## begin RECORDS PROVIDED

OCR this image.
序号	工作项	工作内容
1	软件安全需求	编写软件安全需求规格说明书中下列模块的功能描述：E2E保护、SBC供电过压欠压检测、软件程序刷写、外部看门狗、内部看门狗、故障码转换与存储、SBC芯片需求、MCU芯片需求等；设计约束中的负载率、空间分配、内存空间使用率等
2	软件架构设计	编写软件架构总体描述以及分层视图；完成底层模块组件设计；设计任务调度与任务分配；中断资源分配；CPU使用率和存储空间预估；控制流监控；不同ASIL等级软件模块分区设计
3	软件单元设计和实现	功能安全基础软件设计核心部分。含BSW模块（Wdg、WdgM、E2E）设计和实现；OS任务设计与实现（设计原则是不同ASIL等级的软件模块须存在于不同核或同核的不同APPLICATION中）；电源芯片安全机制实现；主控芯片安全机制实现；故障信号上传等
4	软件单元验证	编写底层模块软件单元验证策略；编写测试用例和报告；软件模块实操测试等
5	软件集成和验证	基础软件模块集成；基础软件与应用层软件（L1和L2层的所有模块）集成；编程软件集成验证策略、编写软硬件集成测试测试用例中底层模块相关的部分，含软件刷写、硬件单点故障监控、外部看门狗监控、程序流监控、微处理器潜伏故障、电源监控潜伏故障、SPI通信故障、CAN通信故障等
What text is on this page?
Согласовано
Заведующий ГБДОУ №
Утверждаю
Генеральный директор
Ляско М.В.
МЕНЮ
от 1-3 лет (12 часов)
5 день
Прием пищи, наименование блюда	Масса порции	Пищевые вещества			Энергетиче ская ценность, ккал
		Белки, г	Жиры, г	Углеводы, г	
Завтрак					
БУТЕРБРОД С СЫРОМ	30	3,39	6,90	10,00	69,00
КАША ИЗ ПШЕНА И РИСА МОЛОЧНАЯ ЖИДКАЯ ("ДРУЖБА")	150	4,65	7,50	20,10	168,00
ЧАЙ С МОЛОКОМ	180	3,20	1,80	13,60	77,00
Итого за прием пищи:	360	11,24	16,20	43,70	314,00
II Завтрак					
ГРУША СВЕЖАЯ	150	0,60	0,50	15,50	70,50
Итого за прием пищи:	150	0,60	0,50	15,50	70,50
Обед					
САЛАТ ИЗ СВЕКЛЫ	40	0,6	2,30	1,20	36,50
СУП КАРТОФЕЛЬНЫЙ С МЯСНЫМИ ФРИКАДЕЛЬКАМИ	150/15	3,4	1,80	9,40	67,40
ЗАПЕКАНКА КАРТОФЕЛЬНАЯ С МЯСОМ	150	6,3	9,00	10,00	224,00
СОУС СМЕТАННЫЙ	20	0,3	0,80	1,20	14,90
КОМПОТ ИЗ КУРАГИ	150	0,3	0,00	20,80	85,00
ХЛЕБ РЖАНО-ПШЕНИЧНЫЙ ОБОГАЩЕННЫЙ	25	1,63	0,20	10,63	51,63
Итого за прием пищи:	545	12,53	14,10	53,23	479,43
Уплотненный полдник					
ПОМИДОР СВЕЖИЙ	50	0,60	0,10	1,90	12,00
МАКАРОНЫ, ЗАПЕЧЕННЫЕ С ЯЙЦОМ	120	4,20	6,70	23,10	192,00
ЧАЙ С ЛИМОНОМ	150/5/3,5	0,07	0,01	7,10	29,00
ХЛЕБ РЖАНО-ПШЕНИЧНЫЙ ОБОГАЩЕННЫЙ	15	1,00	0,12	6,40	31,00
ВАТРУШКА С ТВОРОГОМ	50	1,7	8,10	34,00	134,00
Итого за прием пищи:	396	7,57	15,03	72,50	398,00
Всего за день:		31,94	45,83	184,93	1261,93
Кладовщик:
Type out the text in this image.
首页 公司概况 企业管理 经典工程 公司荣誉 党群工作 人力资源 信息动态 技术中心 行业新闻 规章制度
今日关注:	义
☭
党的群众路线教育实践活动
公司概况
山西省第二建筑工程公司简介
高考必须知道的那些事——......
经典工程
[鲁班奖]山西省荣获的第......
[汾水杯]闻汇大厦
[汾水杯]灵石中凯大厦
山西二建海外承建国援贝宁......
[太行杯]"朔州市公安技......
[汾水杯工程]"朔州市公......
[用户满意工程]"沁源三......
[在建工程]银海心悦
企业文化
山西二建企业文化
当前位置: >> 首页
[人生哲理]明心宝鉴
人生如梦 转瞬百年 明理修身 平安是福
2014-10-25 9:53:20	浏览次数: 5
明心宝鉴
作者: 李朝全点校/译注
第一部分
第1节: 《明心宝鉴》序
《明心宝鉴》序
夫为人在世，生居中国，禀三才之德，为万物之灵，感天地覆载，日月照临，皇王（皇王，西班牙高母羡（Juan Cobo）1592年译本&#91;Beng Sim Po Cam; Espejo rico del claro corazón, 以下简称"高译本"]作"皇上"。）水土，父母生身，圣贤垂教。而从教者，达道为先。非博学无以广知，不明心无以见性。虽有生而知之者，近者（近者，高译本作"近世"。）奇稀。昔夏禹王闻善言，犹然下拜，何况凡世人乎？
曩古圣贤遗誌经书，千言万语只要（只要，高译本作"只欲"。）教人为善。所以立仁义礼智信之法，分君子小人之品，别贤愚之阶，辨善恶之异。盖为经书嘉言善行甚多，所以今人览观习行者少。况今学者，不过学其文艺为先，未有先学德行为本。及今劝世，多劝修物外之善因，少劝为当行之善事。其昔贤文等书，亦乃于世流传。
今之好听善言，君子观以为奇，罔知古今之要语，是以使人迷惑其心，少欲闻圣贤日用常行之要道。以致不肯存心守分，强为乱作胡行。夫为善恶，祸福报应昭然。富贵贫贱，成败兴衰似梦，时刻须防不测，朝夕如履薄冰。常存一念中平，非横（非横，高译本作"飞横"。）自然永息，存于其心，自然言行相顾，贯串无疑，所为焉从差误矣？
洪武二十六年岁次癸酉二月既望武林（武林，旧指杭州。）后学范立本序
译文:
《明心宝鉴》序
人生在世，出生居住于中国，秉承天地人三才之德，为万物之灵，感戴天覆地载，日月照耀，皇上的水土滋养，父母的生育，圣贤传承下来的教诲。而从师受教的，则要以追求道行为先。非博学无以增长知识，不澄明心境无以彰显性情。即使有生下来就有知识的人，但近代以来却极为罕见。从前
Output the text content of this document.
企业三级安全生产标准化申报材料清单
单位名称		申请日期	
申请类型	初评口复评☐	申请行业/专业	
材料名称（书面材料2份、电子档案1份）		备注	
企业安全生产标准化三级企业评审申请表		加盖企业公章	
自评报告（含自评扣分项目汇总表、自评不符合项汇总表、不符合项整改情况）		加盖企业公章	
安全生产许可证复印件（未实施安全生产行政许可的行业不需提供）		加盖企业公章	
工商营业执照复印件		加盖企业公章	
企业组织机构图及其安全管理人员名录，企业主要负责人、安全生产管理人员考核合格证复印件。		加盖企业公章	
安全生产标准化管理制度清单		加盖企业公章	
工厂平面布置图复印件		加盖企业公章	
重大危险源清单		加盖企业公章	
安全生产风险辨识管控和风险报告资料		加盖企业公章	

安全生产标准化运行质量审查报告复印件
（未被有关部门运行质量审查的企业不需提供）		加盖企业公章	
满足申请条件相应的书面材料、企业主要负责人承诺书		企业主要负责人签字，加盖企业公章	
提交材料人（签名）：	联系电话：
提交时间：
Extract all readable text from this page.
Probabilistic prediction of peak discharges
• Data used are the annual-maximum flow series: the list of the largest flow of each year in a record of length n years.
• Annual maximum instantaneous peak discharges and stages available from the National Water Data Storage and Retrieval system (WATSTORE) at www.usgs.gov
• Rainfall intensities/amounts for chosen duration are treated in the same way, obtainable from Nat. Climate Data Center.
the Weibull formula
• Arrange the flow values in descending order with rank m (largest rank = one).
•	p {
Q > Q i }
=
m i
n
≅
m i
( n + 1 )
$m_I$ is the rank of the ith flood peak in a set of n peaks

## end RECORDS PROVIDED

STATED PROBLEM -
Copy each line of the listing in which the word "为万物之灵" can be found.

THE RESPONSE -
夫为人在世，生居中国，禀三才之德，为万物之灵，感天地覆载，日月照临，皇王（皇王，西班牙高母羡（Juan Cobo）1592年译本&#91;Beng Sim Po Cam; Espejo rico del claro corazón, 以下简称"高译本"]作"皇上"。）水土，父母生身，圣贤垂教。而从教者，达道为先。非博学无以广知，不明心无以见性。虽有生而知之者，近者（近者，高译本作"近世"。）奇稀。昔夏禹王闻善言，犹然下拜，何况凡世人乎？
人生在世，出生居住于中国，秉承天地人三才之德，为万物之灵，感戴天覆地载，日月照耀，皇上的水土滋养，父母的生育，圣贤传承下来的教诲。而从师受教的，则要以追求道行为先。非博学无以增长知识，不澄明心境无以彰显性情。即使有生下来就有知识的人，但近代以来却极为罕见。从前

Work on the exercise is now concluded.